§ **Requirements**: Emit the data below verbatim, stripping out any pictures.

§ **Materials provided**:
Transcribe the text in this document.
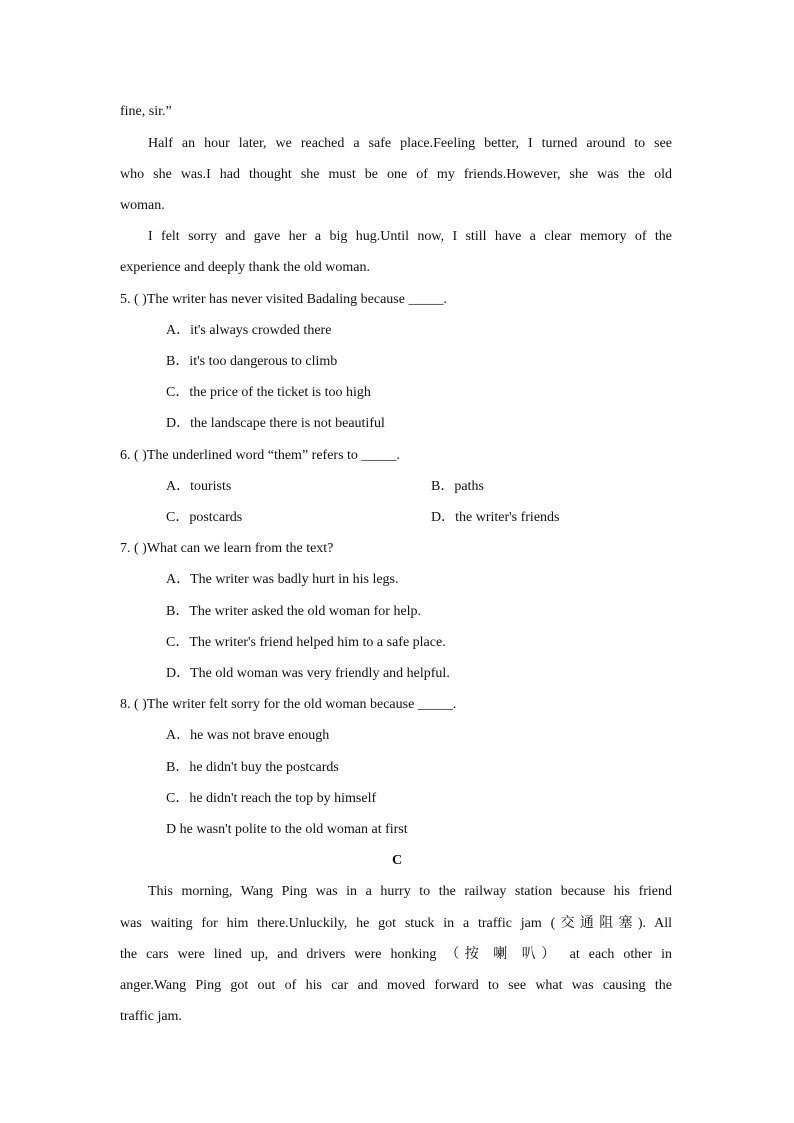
fine, sir.”
Half an hour later, we reached a safe place.Feeling better, I turned around to see
who she was.I had thought she must be one of my friends.However, she was the old
woman.
I felt sorry and gave her a big hug.Until now, I still have a clear memory of the
experience and deeply thank the old woman.
5. ( )The writer has never visited Badaling because _____.
A．it's always crowded there
B．it's too dangerous to climb
C．the price of the ticket is too high
D．the landscape there is not beautiful
6. ( )The underlined word “them” refers to _____.
A．tourists	B．paths
C．postcards	D．the writer's friends
7. ( )What can we learn from the text?
A．The writer was badly hurt in his legs.
B．The writer asked the old woman for help.
C．The writer's friend helped him to a safe place.
D．The old woman was very friendly and helpful.
8. ( )The writer felt sorry for the old woman because _____.
A．he was not brave enough
B．he didn't buy the postcards
C．he didn't reach the top by himself
D he wasn't polite to the old woman at first
C
This morning, Wang Ping was in a hurry to the railway station because his friend
was waiting for him there.Unluckily, he got stuck in a traffic jam (交通阻塞). All
the cars were lined up, and drivers were honking （按 喇 叭） at each other in
anger.Wang Ping got out of his car and moved forward to see what was causing the
traffic jam.
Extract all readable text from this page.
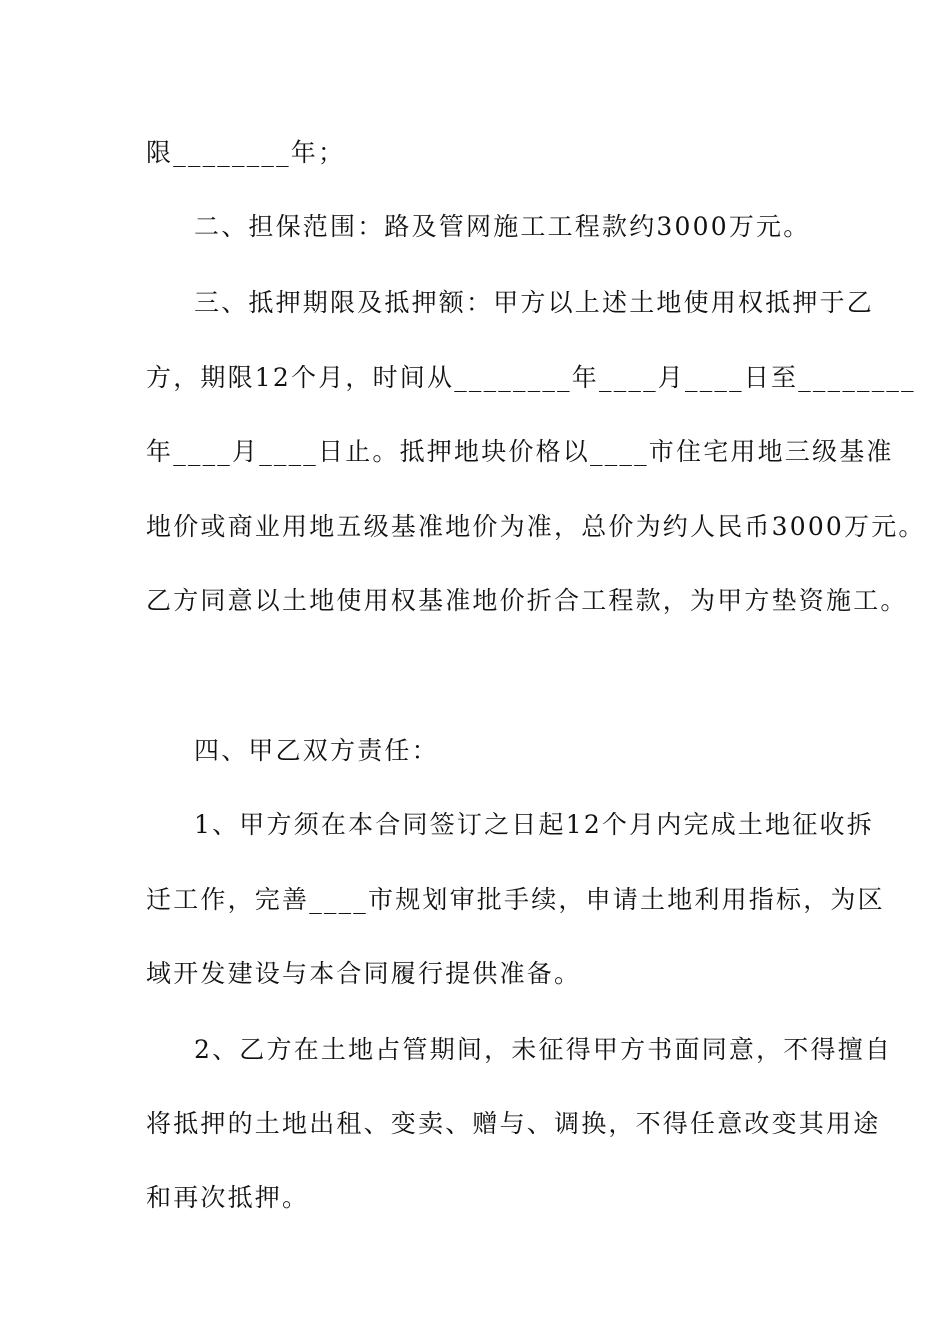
限________年；
二、担保范围：路及管网施工工程款约3000万元。
三、抵押期限及抵押额：甲方以上述土地使用权抵押于乙
方，期限12个月，时间从________年____月____日至________
年____月____日止。抵押地块价格以____市住宅用地三级基准
地价或商业用地五级基准地价为准，总价为约人民币3000万元。
乙方同意以土地使用权基准地价折合工程款，为甲方垫资施工。
四、甲乙双方责任：
1、甲方须在本合同签订之日起12个月内完成土地征收拆
迁工作，完善____市规划审批手续，申请土地利用指标，为区
域开发建设与本合同履行提供准备。
2、乙方在土地占管期间，未征得甲方书面同意，不得擅自
将抵押的土地出租、变卖、赠与、调换，不得任意改变其用途
和再次抵押。
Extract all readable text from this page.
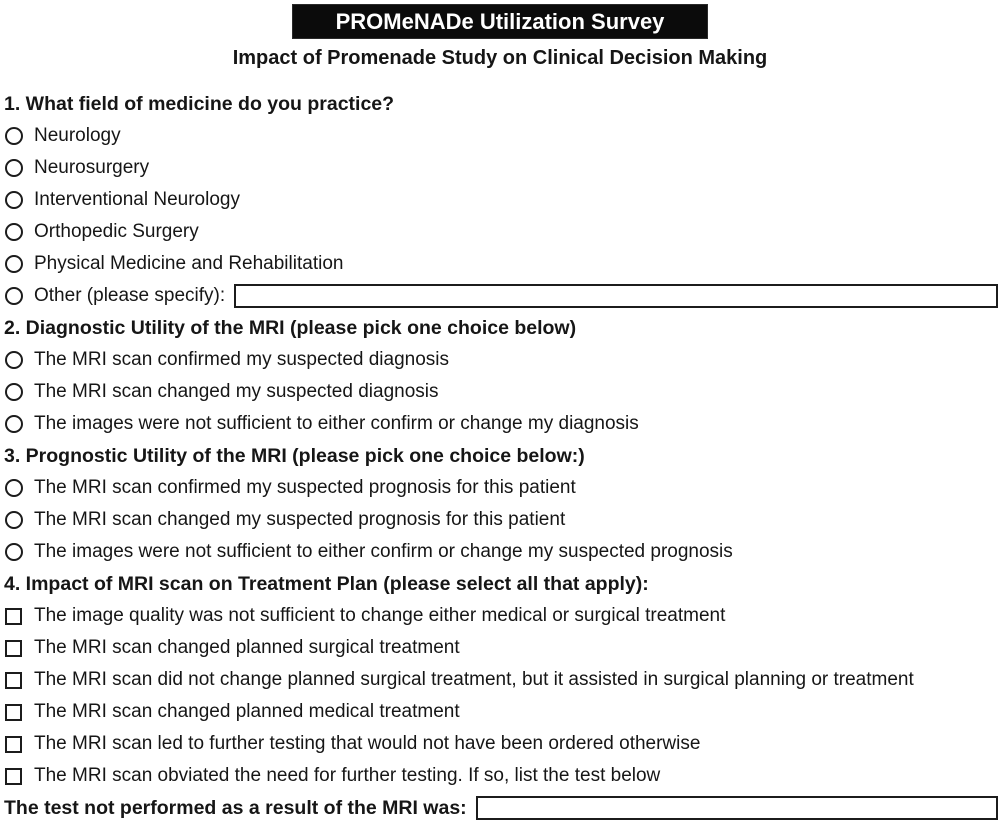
PROMeNADe Utilization Survey
Impact of Promenade Study on Clinical Decision Making
1. What field of medicine do you practice?
Neurology
Neurosurgery
Interventional Neurology
Orthopedic Surgery
Physical Medicine and Rehabilitation
Other (please specify):
2. Diagnostic Utility of the MRI (please pick one choice below)
The MRI scan confirmed my suspected diagnosis
The MRI scan changed my suspected diagnosis
The images were not sufficient to either confirm or change my diagnosis
3. Prognostic Utility of the MRI (please pick one choice below:)
The MRI scan confirmed my suspected prognosis for this patient
The MRI scan changed my suspected prognosis for this patient
The images were not sufficient to either confirm or change my suspected prognosis
4. Impact of MRI scan on Treatment Plan (please select all that apply):
The image quality was not sufficient to change either medical or surgical treatment
The MRI scan changed planned surgical treatment
The MRI scan did not change planned surgical treatment, but it assisted in surgical planning or treatment
The MRI scan changed planned medical treatment
The MRI scan led to further testing that would not have been ordered otherwise
The MRI scan obviated the need for further testing. If so, list the test below
The test not performed as a result of the MRI was:
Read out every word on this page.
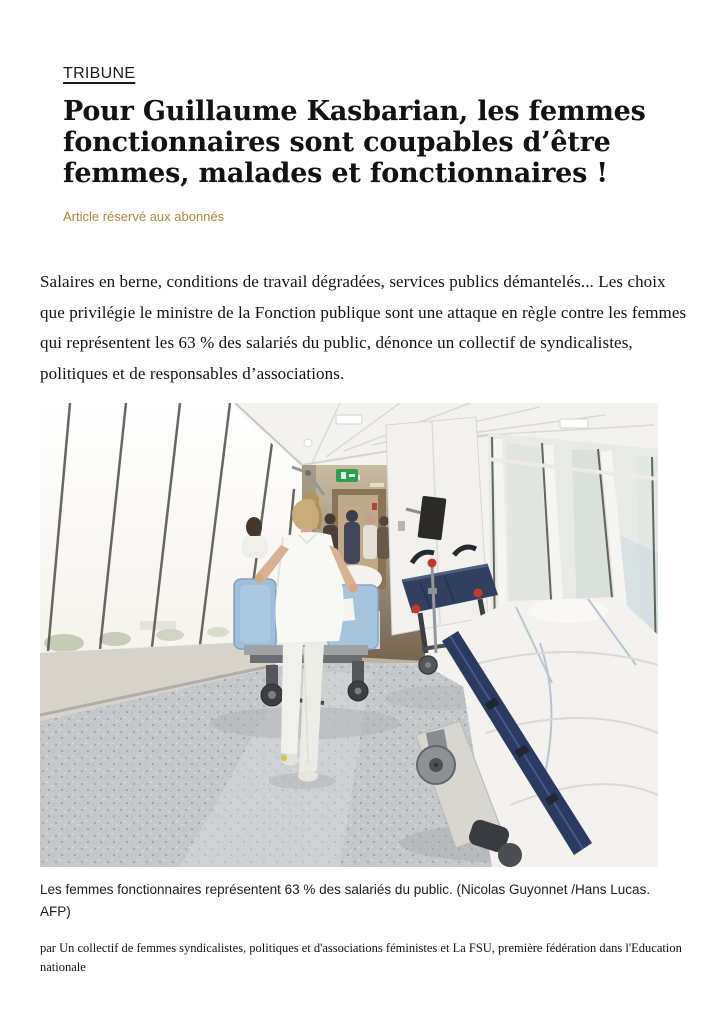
TRIBUNE
Pour Guillaume Kasbarian, les femmes fonctionnaires sont coupables d’être femmes, malades et fonctionnaires !
Article réservé aux abonnés

Salaires en berne, conditions de travail dégradées, services publics démantelés... Les choix que privilégie le ministre de la Fonction publique sont une attaque en règle contre les femmes qui représentent les 63 % des salariés du public, dénonce un collectif de syndicalistes, politiques et de responsables d’associations.

Les femmes fonctionnaires représentent 63 % des salariés du public. (Nicolas Guyonnet /Hans Lucas. AFP)

par Un collectif de femmes syndicalistes, politiques et d'associations féministes et La FSU, première fédération dans l'Education nationale
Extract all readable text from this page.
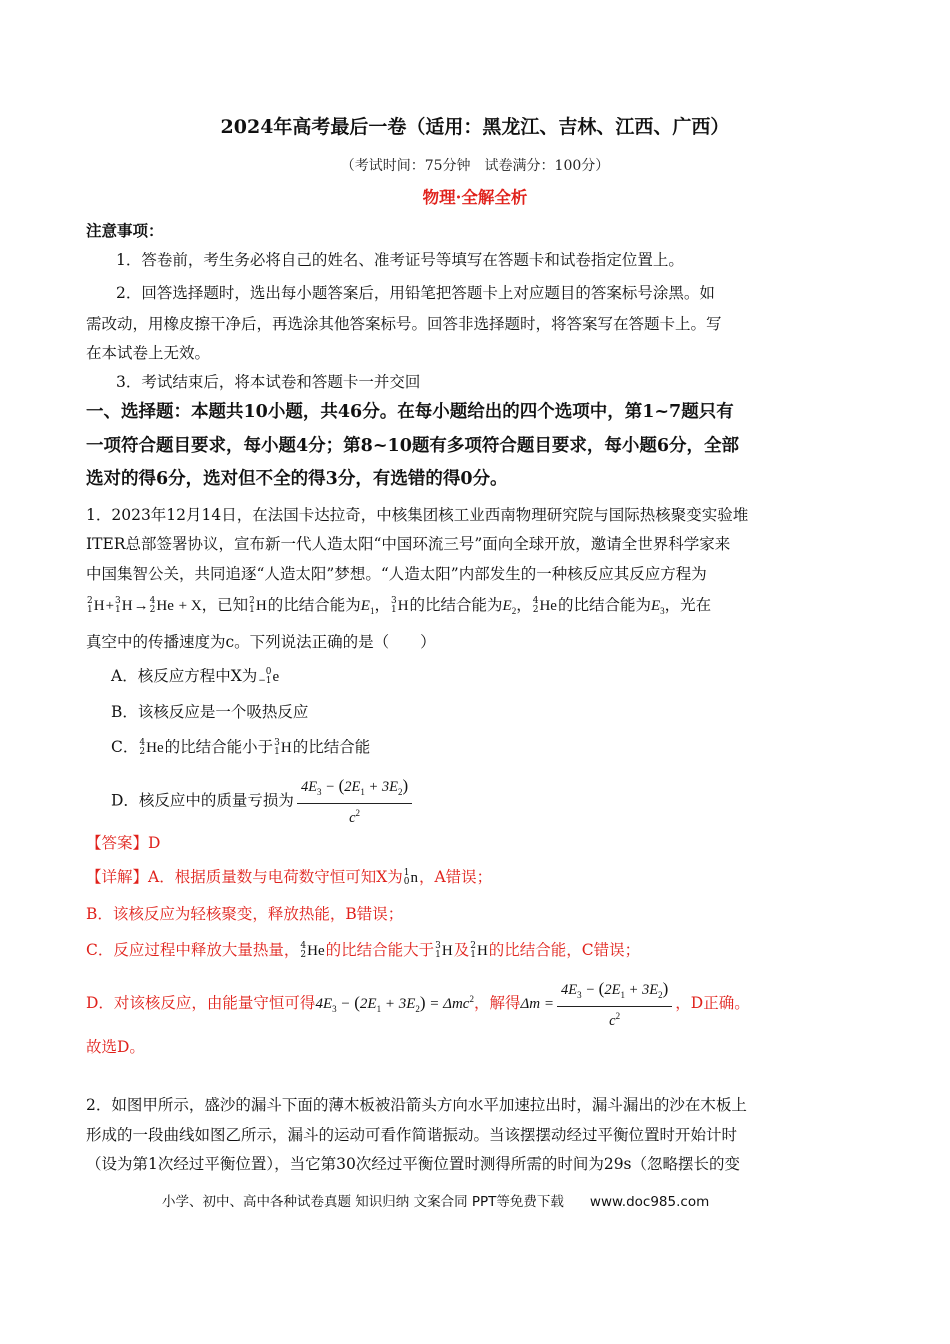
2024年高考最后一卷（适用：黑龙江、吉林、江西、广西）
（考试时间：75分钟　试卷满分：100分）
物理·全解全析
注意事项：
1．答卷前，考生务必将自己的姓名、准考证号等填写在答题卡和试卷指定位置上。
2．回答选择题时，选出每小题答案后，用铅笔把答题卡上对应题目的答案标号涂黑。如
需改动，用橡皮擦干净后，再选涂其他答案标号。回答非选择题时，将答案写在答题卡上。写
在本试卷上无效。
3．考试结束后，将本试卷和答题卡一并交回
一、选择题：本题共10小题，共46分。在每小题给出的四个选项中，第1~7题只有
一项符合题目要求，每小题4分；第8~10题有多项符合题目要求，每小题6分，全部
选对的得6分，选对但不全的得3分，有选错的得0分。
1．2023年12月14日，在法国卡达拉奇，中核集团核工业西南物理研究院与国际热核聚变实验堆
ITER总部签署协议，宣布新一代人造太阳“中国环流三号”面向全球开放，邀请全世界科学家来
中国集智公关，共同追逐“人造太阳”梦想。“人造太阳”内部发生的一种核反应其反应方程为
2
1 H+ 3
1 H→ 4
2 He + X，已知 2
1 H的比结合能为$E_1$， 3
1 H的比结合能为$E_2$， 4
2 He的比结合能为$E_3$，光在
真空中的传播速度为c。下列说法正确的是（　　）
A．核反应方程中X为 0
−1 e
B．该核反应是一个吸热反应
C． 4
2 He的比结合能小于 3
1 H的比结合能
D．核反应中的质量亏损为 $\frac{4E_3 - (2E_1 + 3E_2)}{c^2}$
【答案】D
【详解】A．根据质量数与电荷数守恒可知X为 1
0 n，A错误；
B．该核反应为轻核聚变，释放热能，B错误；
C．反应过程中释放大量热量， 4
2 He的比结合能大于 3
1 H及 2
1 H的比结合能，C错误；
D．对该核反应，由能量守恒可得$4E_3 - (2E_1 + 3E_2) = \Delta mc^2$，解得$\Delta m = \frac{4E_3 - (2E_1 + 3E_2)}{c^2}$ ，D正确。
故选D。
2．如图甲所示，盛沙的漏斗下面的薄木板被沿箭头方向水平加速拉出时，漏斗漏出的沙在木板上
形成的一段曲线如图乙所示，漏斗的运动可看作简谐振动。当该摆摆动经过平衡位置时开始计时
（设为第1次经过平衡位置），当它第30次经过平衡位置时测得所需的时间为29s（忽略摆长的变
小学、初中、高中各种试卷真题 知识归纳 文案合同 PPT等免费下载 www.doc985.com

§ **Correct answer**:
Transcribe the text in this document.
fine, sir.”
Half an hour later, we reached a safe place.Feeling better, I turned around to see
who she was.I had thought she must be one of my friends.However, she was the old
woman.
I felt sorry and gave her a big hug.Until now, I still have a clear memory of the
experience and deeply thank the old woman.
5. ( )The writer has never visited Badaling because _____.
A．it's always crowded there
B．it's too dangerous to climb
C．the price of the ticket is too high
D．the landscape there is not beautiful
6. ( )The underlined word “them” refers to _____.
A．tourists	B．paths
C．postcards	D．the writer's friends
7. ( )What can we learn from the text?
A．The writer was badly hurt in his legs.
B．The writer asked the old woman for help.
C．The writer's friend helped him to a safe place.
D．The old woman was very friendly and helpful.
8. ( )The writer felt sorry for the old woman because _____.
A．he was not brave enough
B．he didn't buy the postcards
C．he didn't reach the top by himself
D he wasn't polite to the old woman at first
C
This morning, Wang Ping was in a hurry to the railway station because his friend
was waiting for him there.Unluckily, he got stuck in a traffic jam (交通阻塞). All
the cars were lined up, and drivers were honking （按 喇 叭） at each other in
anger.Wang Ping got out of his car and moved forward to see what was causing the
traffic jam.
Extract all readable text from this page.
限________年；
二、担保范围：路及管网施工工程款约3000万元。
三、抵押期限及抵押额：甲方以上述土地使用权抵押于乙
方，期限12个月，时间从________年____月____日至________
年____月____日止。抵押地块价格以____市住宅用地三级基准
地价或商业用地五级基准地价为准，总价为约人民币3000万元。
乙方同意以土地使用权基准地价折合工程款，为甲方垫资施工。
四、甲乙双方责任：
1、甲方须在本合同签订之日起12个月内完成土地征收拆
迁工作，完善____市规划审批手续，申请土地利用指标，为区
域开发建设与本合同履行提供准备。
2、乙方在土地占管期间，未征得甲方书面同意，不得擅自
将抵押的土地出租、变卖、赠与、调换，不得任意改变其用途
和再次抵押。
Extract all readable text from this page.
PROMeNADe Utilization Survey
Impact of Promenade Study on Clinical Decision Making
1. What field of medicine do you practice?
Neurology
Neurosurgery
Interventional Neurology
Orthopedic Surgery
Physical Medicine and Rehabilitation
Other (please specify):
2. Diagnostic Utility of the MRI (please pick one choice below)
The MRI scan confirmed my suspected diagnosis
The MRI scan changed my suspected diagnosis
The images were not sufficient to either confirm or change my diagnosis
3. Prognostic Utility of the MRI (please pick one choice below:)
The MRI scan confirmed my suspected prognosis for this patient
The MRI scan changed my suspected prognosis for this patient
The images were not sufficient to either confirm or change my suspected prognosis
4. Impact of MRI scan on Treatment Plan (please select all that apply):
The image quality was not sufficient to change either medical or surgical treatment
The MRI scan changed planned surgical treatment
The MRI scan did not change planned surgical treatment, but it assisted in surgical planning or treatment
The MRI scan changed planned medical treatment
The MRI scan led to further testing that would not have been ordered otherwise
The MRI scan obviated the need for further testing. If so, list the test below
The test not performed as a result of the MRI was:
Read out every word on this page.
TRIBUNE
Pour Guillaume Kasbarian, les femmes fonctionnaires sont coupables d’être femmes, malades et fonctionnaires !
Article réservé aux abonnés

Salaires en berne, conditions de travail dégradées, services publics démantelés... Les choix que privilégie le ministre de la Fonction publique sont une attaque en règle contre les femmes qui représentent les 63 % des salariés du public, dénonce un collectif de syndicalistes, politiques et de responsables d’associations.

Les femmes fonctionnaires représentent 63 % des salariés du public. (Nicolas Guyonnet /Hans Lucas. AFP)

par Un collectif de femmes syndicalistes, politiques et d'associations féministes et La FSU, première fédération dans l'Education nationale
Extract all readable text from this page.
2024年高考最后一卷（适用：黑龙江、吉林、江西、广西）
（考试时间：75分钟　试卷满分：100分）
物理·全解全析
注意事项：
1．答卷前，考生务必将自己的姓名、准考证号等填写在答题卡和试卷指定位置上。
2．回答选择题时，选出每小题答案后，用铅笔把答题卡上对应题目的答案标号涂黑。如
需改动，用橡皮擦干净后，再选涂其他答案标号。回答非选择题时，将答案写在答题卡上。写
在本试卷上无效。
3．考试结束后，将本试卷和答题卡一并交回
一、选择题：本题共10小题，共46分。在每小题给出的四个选项中，第1~7题只有
一项符合题目要求，每小题4分；第8~10题有多项符合题目要求，每小题6分，全部
选对的得6分，选对但不全的得3分，有选错的得0分。
1．2023年12月14日，在法国卡达拉奇，中核集团核工业西南物理研究院与国际热核聚变实验堆
ITER总部签署协议，宣布新一代人造太阳“中国环流三号”面向全球开放，邀请全世界科学家来
中国集智公关，共同追逐“人造太阳”梦想。“人造太阳”内部发生的一种核反应其反应方程为
2
1 H+ 3
1 H→ 4
2 He + X，已知 2
1 H的比结合能为$E_1$， 3
1 H的比结合能为$E_2$， 4
2 He的比结合能为$E_3$，光在
真空中的传播速度为c。下列说法正确的是（　　）
A．核反应方程中X为 0
−1 e
B．该核反应是一个吸热反应
C． 4
2 He的比结合能小于 3
1 H的比结合能
D．核反应中的质量亏损为 $\frac{4E_3 - (2E_1 + 3E_2)}{c^2}$
【答案】D
【详解】A．根据质量数与电荷数守恒可知X为 1
0 n，A错误；
B．该核反应为轻核聚变，释放热能，B错误；
C．反应过程中释放大量热量， 4
2 He的比结合能大于 3
1 H及 2
1 H的比结合能，C错误；
D．对该核反应，由能量守恒可得$4E_3 - (2E_1 + 3E_2) = \Delta mc^2$，解得$\Delta m = \frac{4E_3 - (2E_1 + 3E_2)}{c^2}$ ，D正确。
故选D。
2．如图甲所示，盛沙的漏斗下面的薄木板被沿箭头方向水平加速拉出时，漏斗漏出的沙在木板上
形成的一段曲线如图乙所示，漏斗的运动可看作简谐振动。当该摆摆动经过平衡位置时开始计时
（设为第1次经过平衡位置），当它第30次经过平衡位置时测得所需的时间为29s（忽略摆长的变
小学、初中、高中各种试卷真题 知识归纳 文案合同 PPT等免费下载 www.doc985.com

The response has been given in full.